--- Source material ---

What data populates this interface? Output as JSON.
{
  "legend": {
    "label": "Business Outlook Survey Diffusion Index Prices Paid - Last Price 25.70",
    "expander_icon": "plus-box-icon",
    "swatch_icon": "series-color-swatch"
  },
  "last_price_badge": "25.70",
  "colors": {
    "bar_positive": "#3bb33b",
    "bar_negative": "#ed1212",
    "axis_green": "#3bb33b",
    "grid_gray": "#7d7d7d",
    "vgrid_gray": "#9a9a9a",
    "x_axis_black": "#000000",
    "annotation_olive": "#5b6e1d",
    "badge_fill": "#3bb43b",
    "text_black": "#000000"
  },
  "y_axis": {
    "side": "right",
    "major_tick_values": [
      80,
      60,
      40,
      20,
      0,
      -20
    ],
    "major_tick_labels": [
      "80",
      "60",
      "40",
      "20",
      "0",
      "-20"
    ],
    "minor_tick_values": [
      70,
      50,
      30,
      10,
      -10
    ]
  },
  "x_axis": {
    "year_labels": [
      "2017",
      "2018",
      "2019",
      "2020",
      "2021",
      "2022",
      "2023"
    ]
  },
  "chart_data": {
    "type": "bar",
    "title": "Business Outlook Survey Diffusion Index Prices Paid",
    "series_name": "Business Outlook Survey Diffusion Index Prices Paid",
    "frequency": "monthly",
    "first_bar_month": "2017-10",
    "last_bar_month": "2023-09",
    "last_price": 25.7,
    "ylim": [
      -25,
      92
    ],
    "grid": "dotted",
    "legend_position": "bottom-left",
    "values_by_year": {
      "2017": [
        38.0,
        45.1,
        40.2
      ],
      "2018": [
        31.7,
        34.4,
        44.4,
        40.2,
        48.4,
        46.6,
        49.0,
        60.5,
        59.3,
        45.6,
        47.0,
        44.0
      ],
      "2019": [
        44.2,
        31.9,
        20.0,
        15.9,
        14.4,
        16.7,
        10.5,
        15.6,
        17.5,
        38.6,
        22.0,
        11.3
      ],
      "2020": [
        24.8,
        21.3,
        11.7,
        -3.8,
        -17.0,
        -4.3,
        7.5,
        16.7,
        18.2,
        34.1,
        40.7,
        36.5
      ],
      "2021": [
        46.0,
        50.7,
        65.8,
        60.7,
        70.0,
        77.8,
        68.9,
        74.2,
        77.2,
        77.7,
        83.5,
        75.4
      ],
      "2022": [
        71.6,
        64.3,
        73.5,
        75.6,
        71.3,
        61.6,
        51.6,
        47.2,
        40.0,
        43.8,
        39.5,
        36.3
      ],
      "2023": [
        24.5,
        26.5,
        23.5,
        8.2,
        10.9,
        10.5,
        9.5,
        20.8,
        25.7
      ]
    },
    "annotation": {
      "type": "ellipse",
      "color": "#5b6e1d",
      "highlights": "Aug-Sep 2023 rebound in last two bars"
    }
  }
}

---

▸ Task details: Make an exact copy of the data above.

▸ Answer to the exercise:
What data populates this interface? Output as JSON.
{
  "legend": {
    "label": "Business Outlook Survey Diffusion Index Prices Paid - Last Price 25.70",
    "expander_icon": "plus-box-icon",
    "swatch_icon": "series-color-swatch"
  },
  "last_price_badge": "25.70",
  "colors": {
    "bar_positive": "#3bb33b",
    "bar_negative": "#ed1212",
    "axis_green": "#3bb33b",
    "grid_gray": "#7d7d7d",
    "vgrid_gray": "#9a9a9a",
    "x_axis_black": "#000000",
    "annotation_olive": "#5b6e1d",
    "badge_fill": "#3bb43b",
    "text_black": "#000000"
  },
  "y_axis": {
    "side": "right",
    "major_tick_values": [
      80,
      60,
      40,
      20,
      0,
      -20
    ],
    "major_tick_labels": [
      "80",
      "60",
      "40",
      "20",
      "0",
      "-20"
    ],
    "minor_tick_values": [
      70,
      50,
      30,
      10,
      -10
    ]
  },
  "x_axis": {
    "year_labels": [
      "2017",
      "2018",
      "2019",
      "2020",
      "2021",
      "2022",
      "2023"
    ]
  },
  "chart_data": {
    "type": "bar",
    "title": "Business Outlook Survey Diffusion Index Prices Paid",
    "series_name": "Business Outlook Survey Diffusion Index Prices Paid",
    "frequency": "monthly",
    "first_bar_month": "2017-10",
    "last_bar_month": "2023-09",
    "last_price": 25.7,
    "ylim": [
      -25,
      92
    ],
    "grid": "dotted",
    "legend_position": "bottom-left",
    "values_by_year": {
      "2017": [
        38.0,
        45.1,
        40.2
      ],
      "2018": [
        31.7,
        34.4,
        44.4,
        40.2,
        48.4,
        46.6,
        49.0,
        60.5,
        59.3,
        45.6,
        47.0,
        44.0
      ],
      "2019": [
        44.2,
        31.9,
        20.0,
        15.9,
        14.4,
        16.7,
        10.5,
        15.6,
        17.5,
        38.6,
        22.0,
        11.3
      ],
      "2020": [
        24.8,
        21.3,
        11.7,
        -3.8,
        -17.0,
        -4.3,
        7.5,
        16.7,
        18.2,
        34.1,
        40.7,
        36.5
      ],
      "2021": [
        46.0,
        50.7,
        65.8,
        60.7,
        70.0,
        77.8,
        68.9,
        74.2,
        77.2,
        77.7,
        83.5,
        75.4
      ],
      "2022": [
        71.6,
        64.3,
        73.5,
        75.6,
        71.3,
        61.6,
        51.6,
        47.2,
        40.0,
        43.8,
        39.5,
        36.3
      ],
      "2023": [
        24.5,
        26.5,
        23.5,
        8.2,
        10.9,
        10.5,
        9.5,
        20.8,
        25.7
      ]
    },
    "annotation": {
      "type": "ellipse",
      "color": "#5b6e1d",
      "highlights": "Aug-Sep 2023 rebound in last two bars"
    }
  }
}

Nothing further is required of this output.